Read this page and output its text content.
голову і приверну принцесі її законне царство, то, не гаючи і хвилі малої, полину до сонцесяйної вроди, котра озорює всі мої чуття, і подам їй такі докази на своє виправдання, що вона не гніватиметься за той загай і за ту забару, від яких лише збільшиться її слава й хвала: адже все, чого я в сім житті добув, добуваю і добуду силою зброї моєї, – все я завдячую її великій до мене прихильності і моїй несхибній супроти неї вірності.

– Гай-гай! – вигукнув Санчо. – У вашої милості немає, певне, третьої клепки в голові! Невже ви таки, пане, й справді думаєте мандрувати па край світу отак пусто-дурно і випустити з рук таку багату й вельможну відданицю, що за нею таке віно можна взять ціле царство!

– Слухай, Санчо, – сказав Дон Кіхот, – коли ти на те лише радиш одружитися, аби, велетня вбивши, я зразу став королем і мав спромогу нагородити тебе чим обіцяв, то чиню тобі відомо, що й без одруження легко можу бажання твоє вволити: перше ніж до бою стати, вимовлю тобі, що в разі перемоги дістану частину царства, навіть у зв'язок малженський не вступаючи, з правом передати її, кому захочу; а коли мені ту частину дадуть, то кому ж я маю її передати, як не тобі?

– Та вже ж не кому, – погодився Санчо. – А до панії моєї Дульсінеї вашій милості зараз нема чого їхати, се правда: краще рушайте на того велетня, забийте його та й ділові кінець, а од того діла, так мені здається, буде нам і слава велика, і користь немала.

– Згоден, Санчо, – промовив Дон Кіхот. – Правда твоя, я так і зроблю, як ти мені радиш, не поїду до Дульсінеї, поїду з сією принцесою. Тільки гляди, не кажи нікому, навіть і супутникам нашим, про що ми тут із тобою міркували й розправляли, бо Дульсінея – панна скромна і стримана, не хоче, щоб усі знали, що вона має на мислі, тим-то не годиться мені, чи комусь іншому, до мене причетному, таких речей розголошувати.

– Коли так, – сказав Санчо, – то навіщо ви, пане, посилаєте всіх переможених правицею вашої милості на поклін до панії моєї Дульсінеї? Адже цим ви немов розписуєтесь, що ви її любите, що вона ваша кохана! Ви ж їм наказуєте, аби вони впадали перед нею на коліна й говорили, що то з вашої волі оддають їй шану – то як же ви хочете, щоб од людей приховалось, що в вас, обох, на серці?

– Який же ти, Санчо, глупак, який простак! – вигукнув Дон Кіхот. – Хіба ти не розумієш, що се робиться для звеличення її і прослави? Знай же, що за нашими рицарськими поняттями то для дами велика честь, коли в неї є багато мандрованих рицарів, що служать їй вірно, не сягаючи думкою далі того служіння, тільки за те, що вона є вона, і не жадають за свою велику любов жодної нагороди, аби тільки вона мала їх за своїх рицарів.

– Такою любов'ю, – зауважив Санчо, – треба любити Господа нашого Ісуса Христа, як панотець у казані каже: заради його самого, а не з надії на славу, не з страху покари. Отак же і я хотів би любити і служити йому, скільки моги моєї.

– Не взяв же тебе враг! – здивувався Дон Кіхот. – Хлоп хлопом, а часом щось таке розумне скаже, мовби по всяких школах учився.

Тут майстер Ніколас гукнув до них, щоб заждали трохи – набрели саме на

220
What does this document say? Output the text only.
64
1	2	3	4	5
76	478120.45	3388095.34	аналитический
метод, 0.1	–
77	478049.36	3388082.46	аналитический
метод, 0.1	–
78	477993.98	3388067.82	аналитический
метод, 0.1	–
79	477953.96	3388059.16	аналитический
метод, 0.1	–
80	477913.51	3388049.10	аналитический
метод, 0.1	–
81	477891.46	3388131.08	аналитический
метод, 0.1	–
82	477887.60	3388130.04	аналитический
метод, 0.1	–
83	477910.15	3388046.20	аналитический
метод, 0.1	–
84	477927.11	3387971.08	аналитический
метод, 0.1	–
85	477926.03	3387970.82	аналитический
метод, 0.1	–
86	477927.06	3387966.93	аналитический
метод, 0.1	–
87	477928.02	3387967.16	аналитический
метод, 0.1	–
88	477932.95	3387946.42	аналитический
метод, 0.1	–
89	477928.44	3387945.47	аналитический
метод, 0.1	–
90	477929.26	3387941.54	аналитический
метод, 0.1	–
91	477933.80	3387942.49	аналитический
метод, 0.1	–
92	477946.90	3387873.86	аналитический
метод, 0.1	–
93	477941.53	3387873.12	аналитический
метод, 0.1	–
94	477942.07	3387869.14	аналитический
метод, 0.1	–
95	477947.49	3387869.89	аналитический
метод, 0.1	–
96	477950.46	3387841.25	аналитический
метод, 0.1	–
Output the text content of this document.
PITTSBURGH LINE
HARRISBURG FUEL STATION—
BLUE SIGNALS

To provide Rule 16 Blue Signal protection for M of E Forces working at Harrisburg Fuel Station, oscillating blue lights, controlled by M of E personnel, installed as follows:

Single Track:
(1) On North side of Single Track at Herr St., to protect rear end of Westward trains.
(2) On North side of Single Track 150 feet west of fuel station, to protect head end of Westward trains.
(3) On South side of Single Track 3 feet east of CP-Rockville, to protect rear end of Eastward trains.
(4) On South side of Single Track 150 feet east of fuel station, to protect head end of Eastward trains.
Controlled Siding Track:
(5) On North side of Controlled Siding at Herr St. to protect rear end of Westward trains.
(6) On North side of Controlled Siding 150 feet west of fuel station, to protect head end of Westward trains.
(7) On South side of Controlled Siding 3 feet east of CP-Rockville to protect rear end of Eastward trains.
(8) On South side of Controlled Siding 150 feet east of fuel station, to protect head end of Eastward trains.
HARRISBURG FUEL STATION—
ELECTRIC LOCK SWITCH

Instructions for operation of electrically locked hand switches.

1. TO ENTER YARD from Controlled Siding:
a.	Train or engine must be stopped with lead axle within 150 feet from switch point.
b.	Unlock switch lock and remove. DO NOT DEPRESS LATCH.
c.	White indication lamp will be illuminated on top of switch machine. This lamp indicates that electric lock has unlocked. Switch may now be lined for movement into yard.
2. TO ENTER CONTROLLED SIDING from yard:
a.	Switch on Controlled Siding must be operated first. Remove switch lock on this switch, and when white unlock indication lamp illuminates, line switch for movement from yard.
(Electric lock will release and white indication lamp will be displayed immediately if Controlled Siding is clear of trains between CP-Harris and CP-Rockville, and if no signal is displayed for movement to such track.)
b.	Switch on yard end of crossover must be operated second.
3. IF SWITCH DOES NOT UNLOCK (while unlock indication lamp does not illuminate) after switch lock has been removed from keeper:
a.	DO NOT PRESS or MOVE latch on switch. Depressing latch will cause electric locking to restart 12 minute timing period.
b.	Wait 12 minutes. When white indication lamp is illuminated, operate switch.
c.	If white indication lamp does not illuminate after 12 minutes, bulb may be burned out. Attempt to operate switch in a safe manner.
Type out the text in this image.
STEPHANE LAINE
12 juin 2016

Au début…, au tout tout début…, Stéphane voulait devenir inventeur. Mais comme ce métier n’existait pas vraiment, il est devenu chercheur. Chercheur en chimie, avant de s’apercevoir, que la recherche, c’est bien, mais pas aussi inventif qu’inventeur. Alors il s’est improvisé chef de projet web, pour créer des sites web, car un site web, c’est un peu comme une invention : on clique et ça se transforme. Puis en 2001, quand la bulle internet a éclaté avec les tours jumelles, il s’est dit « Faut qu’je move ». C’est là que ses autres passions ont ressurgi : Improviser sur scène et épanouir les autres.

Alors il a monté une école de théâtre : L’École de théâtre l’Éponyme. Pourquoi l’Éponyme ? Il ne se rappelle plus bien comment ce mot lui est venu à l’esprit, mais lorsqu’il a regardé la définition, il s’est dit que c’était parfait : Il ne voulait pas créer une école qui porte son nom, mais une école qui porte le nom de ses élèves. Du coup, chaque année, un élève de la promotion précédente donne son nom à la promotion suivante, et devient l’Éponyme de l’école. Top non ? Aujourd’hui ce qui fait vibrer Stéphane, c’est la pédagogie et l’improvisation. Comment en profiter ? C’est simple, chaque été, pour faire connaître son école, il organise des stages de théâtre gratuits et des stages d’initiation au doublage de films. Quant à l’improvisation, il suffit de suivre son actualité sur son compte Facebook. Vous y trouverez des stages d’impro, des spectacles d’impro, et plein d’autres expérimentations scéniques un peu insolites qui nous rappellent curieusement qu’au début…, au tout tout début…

────────────────────

What the task asks:
Look through the material above. Copy each line where the word "панії" appears.

Written solution:
– Та вже ж не кому, – погодився Санчо. – А до панії моєї Дульсінеї вашій милості зараз нема чого їхати, се правда: краще рушайте на того велетня, забийте його та й ділові кінець, а од того діла, так мені здається, буде нам і слава велика, і користь немала.
– Коли так, – сказав Санчо, – то навіщо ви, пане, посилаєте всіх переможених правицею вашої милості на поклін до панії моєї Дульсінеї? Адже цим ви немов розписуєтесь, що ви її любите, що вона ваша кохана! Ви ж їм наказуєте, аби вони впадали перед нею на коліна й говорили, що то з вашої волі оддають їй шану – то як же ви хочете, щоб од людей приховалось, що в вас, обох, на серці?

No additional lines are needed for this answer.